• **Given request**
Lines holding the string "пользователей" are the ones to copy from this listing.

• **Exercise inputs**
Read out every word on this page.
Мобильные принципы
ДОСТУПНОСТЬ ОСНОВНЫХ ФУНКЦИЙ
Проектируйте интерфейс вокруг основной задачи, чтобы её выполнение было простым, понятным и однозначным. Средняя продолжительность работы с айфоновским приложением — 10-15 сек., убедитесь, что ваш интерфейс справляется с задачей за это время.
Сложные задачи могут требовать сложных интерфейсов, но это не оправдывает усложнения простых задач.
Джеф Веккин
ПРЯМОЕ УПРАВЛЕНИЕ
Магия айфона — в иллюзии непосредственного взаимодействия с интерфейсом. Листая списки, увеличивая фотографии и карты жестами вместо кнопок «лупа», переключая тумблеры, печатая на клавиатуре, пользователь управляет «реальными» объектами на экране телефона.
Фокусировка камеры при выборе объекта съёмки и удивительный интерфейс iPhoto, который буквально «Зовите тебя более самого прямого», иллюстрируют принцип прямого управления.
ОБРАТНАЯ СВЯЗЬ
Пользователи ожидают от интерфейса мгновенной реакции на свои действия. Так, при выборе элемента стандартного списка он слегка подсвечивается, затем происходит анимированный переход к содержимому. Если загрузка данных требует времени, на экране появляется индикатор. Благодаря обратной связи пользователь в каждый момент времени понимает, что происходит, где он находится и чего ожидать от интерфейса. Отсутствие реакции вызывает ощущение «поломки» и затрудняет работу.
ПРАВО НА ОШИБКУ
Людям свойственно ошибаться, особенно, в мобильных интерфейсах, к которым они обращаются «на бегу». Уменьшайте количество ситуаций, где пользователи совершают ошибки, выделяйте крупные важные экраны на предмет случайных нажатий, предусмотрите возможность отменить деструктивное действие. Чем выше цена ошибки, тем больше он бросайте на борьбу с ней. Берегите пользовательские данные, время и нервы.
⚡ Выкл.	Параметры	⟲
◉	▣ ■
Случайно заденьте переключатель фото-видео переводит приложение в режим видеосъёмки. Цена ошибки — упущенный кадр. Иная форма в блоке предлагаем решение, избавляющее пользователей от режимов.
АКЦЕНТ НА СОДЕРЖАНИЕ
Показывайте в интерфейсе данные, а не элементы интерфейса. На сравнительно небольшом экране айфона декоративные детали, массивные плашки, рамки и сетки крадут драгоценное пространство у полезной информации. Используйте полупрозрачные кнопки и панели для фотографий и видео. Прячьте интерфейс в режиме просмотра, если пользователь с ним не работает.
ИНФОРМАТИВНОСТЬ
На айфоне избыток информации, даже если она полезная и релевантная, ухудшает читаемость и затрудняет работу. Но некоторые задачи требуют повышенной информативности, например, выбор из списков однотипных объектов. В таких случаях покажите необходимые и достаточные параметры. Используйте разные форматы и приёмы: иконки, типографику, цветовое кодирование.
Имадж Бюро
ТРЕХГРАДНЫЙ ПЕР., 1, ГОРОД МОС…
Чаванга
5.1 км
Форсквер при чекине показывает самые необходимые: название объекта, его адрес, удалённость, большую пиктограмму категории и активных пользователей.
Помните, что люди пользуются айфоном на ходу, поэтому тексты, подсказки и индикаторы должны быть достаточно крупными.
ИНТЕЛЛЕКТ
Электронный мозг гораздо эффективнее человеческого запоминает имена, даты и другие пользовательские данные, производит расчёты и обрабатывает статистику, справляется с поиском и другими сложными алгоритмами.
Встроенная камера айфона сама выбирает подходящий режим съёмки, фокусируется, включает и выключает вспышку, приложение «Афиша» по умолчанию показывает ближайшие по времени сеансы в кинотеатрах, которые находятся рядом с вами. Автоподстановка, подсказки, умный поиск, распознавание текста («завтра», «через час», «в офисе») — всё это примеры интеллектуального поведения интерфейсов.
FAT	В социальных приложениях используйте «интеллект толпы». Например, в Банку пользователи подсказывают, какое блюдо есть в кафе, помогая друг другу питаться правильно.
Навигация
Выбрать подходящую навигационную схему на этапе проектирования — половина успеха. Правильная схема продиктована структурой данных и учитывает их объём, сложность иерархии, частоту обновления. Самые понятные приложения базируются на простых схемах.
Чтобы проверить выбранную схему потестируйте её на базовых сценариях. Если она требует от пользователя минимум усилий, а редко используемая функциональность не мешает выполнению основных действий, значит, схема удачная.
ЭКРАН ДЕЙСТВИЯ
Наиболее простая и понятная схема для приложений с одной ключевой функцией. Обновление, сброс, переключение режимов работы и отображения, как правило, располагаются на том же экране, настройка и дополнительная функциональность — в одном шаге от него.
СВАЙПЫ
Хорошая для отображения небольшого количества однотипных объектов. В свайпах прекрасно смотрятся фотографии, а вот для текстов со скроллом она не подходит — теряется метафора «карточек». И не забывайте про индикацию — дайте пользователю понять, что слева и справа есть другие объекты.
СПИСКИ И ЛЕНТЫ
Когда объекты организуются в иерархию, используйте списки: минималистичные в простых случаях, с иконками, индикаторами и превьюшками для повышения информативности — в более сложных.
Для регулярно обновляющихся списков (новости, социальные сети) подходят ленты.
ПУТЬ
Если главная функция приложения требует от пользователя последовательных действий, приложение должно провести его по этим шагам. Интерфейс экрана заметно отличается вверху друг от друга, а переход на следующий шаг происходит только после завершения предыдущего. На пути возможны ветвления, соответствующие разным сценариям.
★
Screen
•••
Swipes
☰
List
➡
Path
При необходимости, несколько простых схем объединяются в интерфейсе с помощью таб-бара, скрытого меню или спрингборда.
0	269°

• **Finished answer**
Случайно заденьте переключатель фото-видео переводит приложение в режим видеосъёмки. Цена ошибки — упущенный кадр. Иная форма в блоке предлагаем решение, избавляющее пользователей от режимов.
Форсквер при чекине показывает самые необходимые: название объекта, его адрес, удалённость, большую пиктограмму категории и активных пользователей.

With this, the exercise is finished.